■ Records to process:
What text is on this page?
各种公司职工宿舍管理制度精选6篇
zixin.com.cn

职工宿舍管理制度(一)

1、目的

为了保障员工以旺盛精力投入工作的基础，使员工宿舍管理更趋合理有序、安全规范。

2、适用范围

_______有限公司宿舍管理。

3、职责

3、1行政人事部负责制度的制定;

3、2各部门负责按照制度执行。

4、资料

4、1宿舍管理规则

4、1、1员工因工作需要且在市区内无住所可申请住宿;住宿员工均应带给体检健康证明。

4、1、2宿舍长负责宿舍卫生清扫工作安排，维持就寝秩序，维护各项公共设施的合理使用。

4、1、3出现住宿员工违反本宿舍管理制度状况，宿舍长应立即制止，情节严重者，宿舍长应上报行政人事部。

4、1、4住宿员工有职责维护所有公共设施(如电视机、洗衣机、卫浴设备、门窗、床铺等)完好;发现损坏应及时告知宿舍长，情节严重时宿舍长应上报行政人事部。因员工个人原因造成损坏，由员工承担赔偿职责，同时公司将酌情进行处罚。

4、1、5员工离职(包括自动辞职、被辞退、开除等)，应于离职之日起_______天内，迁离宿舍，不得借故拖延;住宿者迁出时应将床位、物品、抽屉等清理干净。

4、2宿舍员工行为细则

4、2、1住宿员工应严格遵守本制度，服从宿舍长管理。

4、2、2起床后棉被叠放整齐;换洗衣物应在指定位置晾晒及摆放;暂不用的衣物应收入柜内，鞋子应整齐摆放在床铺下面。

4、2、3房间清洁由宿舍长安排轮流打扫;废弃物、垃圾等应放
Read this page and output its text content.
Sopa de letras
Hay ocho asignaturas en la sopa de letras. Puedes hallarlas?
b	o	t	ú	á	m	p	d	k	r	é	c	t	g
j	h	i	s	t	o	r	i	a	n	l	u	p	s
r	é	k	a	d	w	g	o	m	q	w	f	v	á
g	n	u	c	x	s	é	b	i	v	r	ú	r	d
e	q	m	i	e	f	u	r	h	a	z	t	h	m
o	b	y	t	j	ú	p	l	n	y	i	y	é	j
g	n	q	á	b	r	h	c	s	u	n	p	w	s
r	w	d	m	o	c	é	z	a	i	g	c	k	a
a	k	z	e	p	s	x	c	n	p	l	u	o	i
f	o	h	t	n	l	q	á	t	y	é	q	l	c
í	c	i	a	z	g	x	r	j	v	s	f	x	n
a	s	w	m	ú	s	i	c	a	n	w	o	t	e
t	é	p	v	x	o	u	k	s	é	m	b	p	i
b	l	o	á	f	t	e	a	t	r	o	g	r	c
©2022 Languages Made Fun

---

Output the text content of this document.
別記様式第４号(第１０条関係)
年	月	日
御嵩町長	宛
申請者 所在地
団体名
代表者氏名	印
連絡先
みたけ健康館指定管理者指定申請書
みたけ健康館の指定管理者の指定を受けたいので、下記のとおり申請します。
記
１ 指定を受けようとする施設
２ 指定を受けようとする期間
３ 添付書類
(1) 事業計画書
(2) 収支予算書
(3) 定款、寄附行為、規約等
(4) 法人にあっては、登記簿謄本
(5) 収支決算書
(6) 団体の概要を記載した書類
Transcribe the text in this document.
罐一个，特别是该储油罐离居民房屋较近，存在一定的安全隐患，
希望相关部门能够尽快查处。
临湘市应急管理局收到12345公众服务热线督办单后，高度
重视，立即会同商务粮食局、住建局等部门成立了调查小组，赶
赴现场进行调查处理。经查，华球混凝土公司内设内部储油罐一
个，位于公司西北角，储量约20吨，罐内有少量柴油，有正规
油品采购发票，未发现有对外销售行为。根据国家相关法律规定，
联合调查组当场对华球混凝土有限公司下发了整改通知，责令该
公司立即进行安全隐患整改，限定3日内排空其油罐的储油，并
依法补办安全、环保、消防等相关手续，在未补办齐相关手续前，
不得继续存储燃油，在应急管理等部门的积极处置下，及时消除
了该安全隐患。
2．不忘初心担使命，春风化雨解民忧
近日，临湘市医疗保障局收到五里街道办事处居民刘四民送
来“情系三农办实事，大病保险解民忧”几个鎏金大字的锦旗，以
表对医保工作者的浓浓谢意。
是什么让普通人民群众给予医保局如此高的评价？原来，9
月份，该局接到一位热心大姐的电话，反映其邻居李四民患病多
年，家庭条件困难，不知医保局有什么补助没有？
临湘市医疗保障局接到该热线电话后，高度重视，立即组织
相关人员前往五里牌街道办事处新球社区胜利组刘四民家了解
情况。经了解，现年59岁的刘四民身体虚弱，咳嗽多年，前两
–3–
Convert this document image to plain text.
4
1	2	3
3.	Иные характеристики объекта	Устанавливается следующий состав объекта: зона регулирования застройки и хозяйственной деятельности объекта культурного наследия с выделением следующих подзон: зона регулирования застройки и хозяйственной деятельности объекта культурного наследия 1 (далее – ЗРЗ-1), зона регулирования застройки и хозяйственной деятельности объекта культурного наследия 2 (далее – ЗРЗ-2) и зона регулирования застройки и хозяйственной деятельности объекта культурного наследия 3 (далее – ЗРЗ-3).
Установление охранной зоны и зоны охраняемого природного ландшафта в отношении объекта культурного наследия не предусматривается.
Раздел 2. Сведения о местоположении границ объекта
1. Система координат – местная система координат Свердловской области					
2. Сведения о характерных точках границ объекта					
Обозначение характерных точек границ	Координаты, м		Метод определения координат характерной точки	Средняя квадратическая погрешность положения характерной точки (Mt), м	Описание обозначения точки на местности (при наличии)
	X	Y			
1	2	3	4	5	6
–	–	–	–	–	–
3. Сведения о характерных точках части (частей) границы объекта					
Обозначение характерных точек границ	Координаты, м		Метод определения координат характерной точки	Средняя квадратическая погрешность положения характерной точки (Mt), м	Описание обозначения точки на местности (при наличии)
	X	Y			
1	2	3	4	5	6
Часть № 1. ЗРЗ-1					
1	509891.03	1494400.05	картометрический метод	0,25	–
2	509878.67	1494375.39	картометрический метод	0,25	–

---

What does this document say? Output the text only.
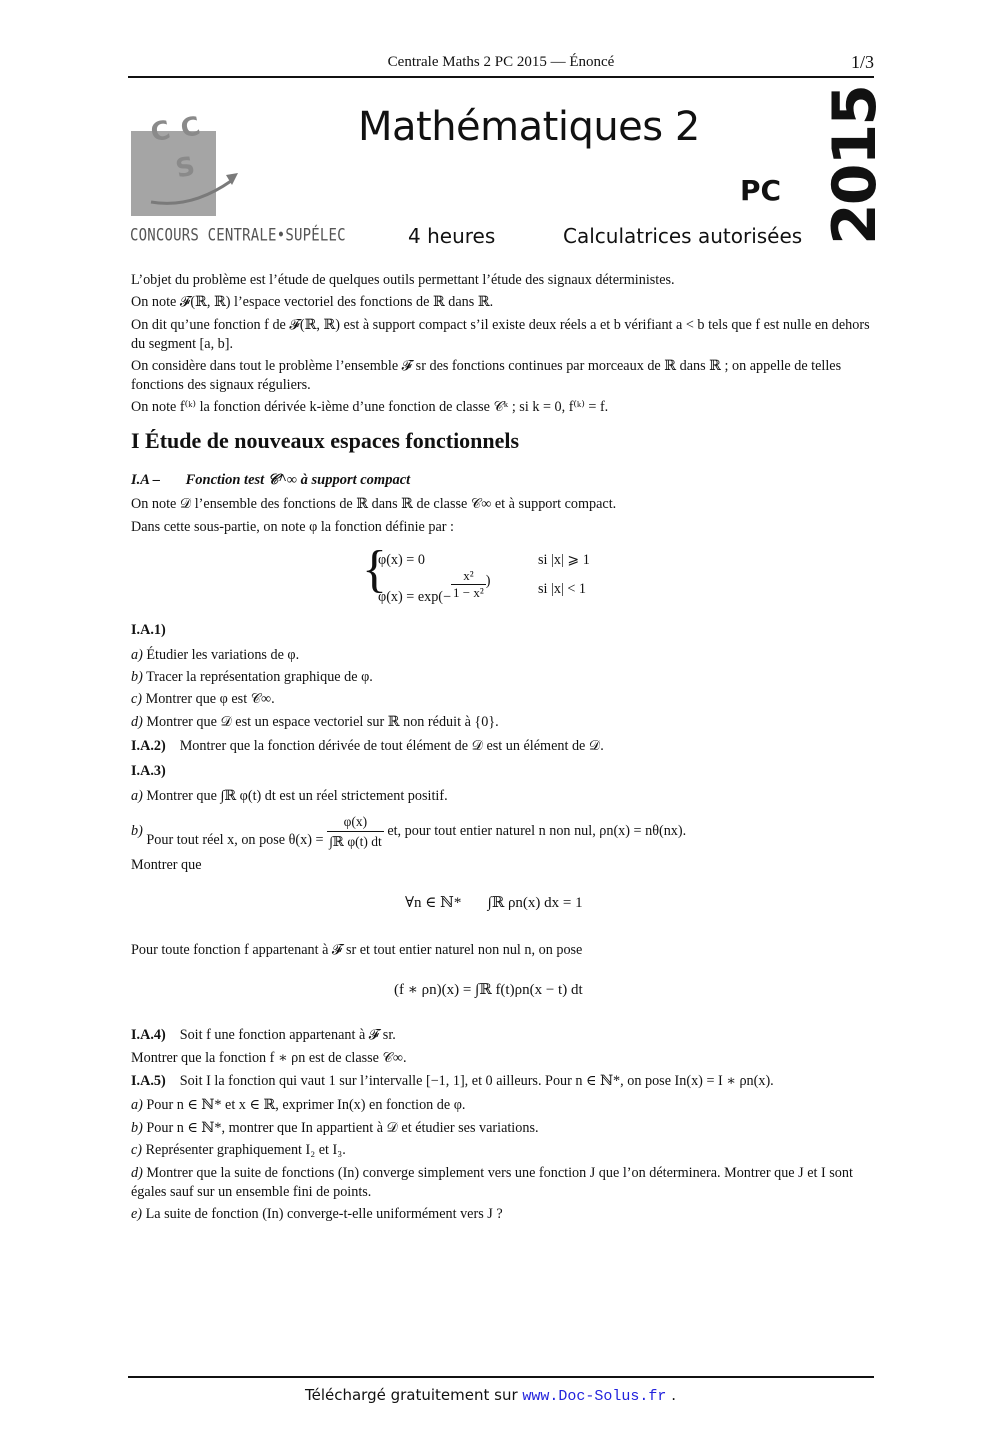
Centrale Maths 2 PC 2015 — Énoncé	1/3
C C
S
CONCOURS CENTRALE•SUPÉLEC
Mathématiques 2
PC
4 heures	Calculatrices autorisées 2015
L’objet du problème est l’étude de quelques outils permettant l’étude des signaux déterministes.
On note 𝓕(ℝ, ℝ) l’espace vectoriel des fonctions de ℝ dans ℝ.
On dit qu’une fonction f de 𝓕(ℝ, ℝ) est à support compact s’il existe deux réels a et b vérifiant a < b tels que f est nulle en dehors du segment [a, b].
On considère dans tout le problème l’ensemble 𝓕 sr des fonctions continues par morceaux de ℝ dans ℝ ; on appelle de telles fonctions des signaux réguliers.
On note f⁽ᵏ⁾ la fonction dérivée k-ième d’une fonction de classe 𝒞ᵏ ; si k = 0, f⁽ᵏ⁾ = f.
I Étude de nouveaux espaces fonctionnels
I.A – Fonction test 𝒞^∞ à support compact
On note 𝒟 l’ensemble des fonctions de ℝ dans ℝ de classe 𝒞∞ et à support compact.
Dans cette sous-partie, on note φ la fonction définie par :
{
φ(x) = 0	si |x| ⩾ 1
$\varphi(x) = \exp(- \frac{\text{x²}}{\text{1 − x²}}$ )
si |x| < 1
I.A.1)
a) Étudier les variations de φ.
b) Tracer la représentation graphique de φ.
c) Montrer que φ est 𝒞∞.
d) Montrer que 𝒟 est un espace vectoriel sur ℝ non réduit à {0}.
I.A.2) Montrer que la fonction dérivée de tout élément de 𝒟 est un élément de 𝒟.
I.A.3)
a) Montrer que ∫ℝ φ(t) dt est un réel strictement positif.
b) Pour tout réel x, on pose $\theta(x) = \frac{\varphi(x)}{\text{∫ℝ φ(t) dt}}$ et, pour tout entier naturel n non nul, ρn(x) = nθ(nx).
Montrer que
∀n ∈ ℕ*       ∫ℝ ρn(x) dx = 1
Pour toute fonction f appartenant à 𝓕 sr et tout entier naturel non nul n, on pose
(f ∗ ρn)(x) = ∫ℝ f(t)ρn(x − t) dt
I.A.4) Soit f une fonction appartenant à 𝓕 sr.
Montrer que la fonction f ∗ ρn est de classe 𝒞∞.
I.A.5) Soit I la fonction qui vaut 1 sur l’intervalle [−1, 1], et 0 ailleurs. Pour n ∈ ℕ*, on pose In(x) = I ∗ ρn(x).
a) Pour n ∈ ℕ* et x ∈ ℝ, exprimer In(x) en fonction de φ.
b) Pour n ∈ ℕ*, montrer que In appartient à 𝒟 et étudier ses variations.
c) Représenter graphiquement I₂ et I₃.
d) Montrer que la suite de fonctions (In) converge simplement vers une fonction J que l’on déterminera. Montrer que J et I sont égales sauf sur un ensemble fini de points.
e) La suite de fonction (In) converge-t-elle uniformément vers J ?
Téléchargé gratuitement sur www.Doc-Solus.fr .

■ Aim: Pull out the lines above in which the word "variations" appears.

■ Answer for this exercise:
a) Étudier les variations de φ.
b) Pour n ∈ ℕ*, montrer que In appartient à 𝒟 et étudier ses variations.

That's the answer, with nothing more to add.